What to do:
1. Answer these questions using the heat pump article:
(a) What share of the country's greenhouse gas emissions are buildings responsible for?
(b) How often is the Standard Assessment Procedure reviewed?
(c) How many tenants of the housing association in Milton Keynes have lodged formal complaints?
2. Render the listing as a JSON list of strings, starting at its first line and ending at the line that contains "- nanograv-point-0: [61, 75, 70, 84]", with one string per line and blank lines left out.

Provided text:
* * * * * * * * *
Attack on energy use in buildings targets heat pumps

 
NIBE Fighter air source heat pump

Tenants are companying that air source heat pumps installed in their flats are costing them more money than before.

Views are being sought on the main tool that will be used to assess the energy performance of buildings under the Green Deal and other schemes to improve energy efficiency in the built environment.

Buildings are responsible for a third of the country's greenhouse gas emissions and there is a blizzard of initiatives to try and reduce their impact.

Among them, today alone, are a tool from the Carbon Trust to help employers motivate their employees to save energy, and another reminder of the 'head in the sand' attitude of IT managers towards using power management technology to reduce the impact of computer use.

There will always be the human factor. But the designed-in energy use of buildings is being tackled fundamentally by a new government consultation, launched yesterday, on improvements to the Standard Assessment Procedure (SAP).

This is reviewed every three years or so, and is used by assessors to calculate the energy and environmental performance of dwellings, both new and refurbished, and will underpin the delivery of a number of key climate change initiatives, including:

  • the Building Regulations for England and the Devolved Administrations
  • the 2013 Amendment to Part L of the Building Regulations for England
  • HM Treasury’s Stamp Duty exemption for zero carbon homes
  • benchmark ratings for Northern Ireland’s House Conditions Survey
  • Energy Performance of Buildings Directive and Energy Performance Certificates
  • the Code for Sustainable Homes
  • Warm Front
  • Local authority stock reporting
  • the Green Deal
  • the Energy Company Obligation (ECO)
  • the Renewable Heat Incentive (RHI).

Getting it right is thus absolutely crucial.

Poor performing air source heat pumps

One of the chief problems, it seems, is with air source heat pumps.

Several models are severely underperforming, and are even being installed in place of gas heating, rather than electrical heating, which can actually result in increased carbon emissions and costs (electricity used for heating results in almost three times the carbon emissions of gas).

In particular there have been complaints about the NIBE exhaust air source heat pump.

35 tenants of a housing association in Milton Keynes have lodged formal complaints about these pumps, to the Housing Ombudsman, to BRE, which is the body responsible for managing SAP, and to the Microgeneration Certification Scheme, the body which approves renewable energy installers and technology.

Two particular models have been sold to housing associations up and down the country, but tenants are finding they are faced with higher than expected electricity bills because of the number of electric motors used by the models in real life circumstances, which were not accounted for in the laboratory test that determined their alleged efficiency.

The Bedfordshire Pilgrims Housing Association campaign's Facebook page has had over 10,000 hits since its launch.

Campaign leader Jaime Dickinson said: "The more I uncover the more it seems to be a cover up.

"Our main complaint is that we are connected to gas, and so converting to electric heating is crazy," he continued. "Another of our estates has also started a complaint."

The new SAP consultation document proposes reducing the default seasonal performance factors used for heat pumps, and being able to include actual monitored performance figures in the calculations.

This will go some way towards solving the problem, but Dickinson is proposing that these pumps should be removed from the approved list altogether, or reclassified.
* * * * * * * * *
Listed records:
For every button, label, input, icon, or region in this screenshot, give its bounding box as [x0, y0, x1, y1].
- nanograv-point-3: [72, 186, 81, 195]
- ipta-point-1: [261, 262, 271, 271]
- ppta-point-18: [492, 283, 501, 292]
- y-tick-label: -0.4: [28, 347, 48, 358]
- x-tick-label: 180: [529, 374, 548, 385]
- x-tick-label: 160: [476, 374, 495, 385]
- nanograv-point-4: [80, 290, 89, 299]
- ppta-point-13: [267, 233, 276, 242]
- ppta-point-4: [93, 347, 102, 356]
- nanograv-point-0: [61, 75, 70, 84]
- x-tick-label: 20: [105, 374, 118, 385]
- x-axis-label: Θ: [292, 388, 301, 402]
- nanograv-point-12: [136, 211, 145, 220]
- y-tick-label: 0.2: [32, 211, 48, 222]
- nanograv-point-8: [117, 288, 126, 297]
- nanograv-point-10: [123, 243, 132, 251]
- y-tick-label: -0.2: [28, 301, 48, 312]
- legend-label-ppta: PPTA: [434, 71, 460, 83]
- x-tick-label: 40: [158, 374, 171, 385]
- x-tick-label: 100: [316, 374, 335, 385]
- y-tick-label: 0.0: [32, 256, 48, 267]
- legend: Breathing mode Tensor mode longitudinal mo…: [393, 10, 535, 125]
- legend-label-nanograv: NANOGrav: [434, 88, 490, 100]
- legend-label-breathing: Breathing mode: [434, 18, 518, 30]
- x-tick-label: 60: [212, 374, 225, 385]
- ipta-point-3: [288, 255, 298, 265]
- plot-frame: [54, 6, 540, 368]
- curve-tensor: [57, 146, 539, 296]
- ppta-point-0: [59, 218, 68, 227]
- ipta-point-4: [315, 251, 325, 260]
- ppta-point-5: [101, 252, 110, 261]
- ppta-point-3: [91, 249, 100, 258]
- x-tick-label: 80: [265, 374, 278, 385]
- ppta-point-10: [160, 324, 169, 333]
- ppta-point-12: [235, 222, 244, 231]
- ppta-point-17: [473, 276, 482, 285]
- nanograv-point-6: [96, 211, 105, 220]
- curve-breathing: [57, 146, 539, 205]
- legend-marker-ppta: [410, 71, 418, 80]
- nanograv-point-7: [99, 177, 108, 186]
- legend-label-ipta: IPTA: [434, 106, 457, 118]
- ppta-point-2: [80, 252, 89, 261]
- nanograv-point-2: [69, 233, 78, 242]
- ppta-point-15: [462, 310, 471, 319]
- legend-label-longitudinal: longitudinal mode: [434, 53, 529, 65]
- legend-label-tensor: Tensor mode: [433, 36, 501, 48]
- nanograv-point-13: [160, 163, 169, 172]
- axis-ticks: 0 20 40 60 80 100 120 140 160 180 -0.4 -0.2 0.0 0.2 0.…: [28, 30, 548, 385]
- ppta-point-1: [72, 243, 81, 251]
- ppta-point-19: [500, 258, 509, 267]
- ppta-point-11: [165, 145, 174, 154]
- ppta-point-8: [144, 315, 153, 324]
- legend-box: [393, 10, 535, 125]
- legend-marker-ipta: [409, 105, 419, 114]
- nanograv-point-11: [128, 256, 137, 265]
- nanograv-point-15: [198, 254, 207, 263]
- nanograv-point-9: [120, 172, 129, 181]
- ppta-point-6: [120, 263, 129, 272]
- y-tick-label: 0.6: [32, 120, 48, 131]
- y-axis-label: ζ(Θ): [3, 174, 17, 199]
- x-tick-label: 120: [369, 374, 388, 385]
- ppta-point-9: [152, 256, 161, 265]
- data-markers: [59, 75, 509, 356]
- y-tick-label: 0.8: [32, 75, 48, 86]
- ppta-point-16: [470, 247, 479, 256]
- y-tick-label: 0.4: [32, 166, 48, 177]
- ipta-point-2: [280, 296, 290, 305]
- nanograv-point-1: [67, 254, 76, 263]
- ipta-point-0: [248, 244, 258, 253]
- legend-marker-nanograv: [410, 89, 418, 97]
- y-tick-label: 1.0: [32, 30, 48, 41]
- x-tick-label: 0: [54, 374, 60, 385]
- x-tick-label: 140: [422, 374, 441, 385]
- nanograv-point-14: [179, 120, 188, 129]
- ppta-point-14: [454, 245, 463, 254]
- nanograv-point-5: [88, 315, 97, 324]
* * * * * * * * *
Answers to the problems:
1.
(a) A third.
(b) Every three years or so.
(c) 35.

2.
[
  "For every button, label, input, icon, or region in this screenshot, give its bounding box as [x0, y0, x1, y1].",
  "- nanograv-point-3: [72, 186, 81, 195]",
  "- ipta-point-1: [261, 262, 271, 271]",
  "- ppta-point-18: [492, 283, 501, 292]",
  "- y-tick-label: -0.4: [28, 347, 48, 358]",
  "- x-tick-label: 180: [529, 374, 548, 385]",
  "- x-tick-label: 160: [476, 374, 495, 385]",
  "- nanograv-point-4: [80, 290, 89, 299]",
  "- ppta-point-13: [267, 233, 276, 242]",
  "- ppta-point-4: [93, 347, 102, 356]",
  "- nanograv-point-0: [61, 75, 70, 84]"
]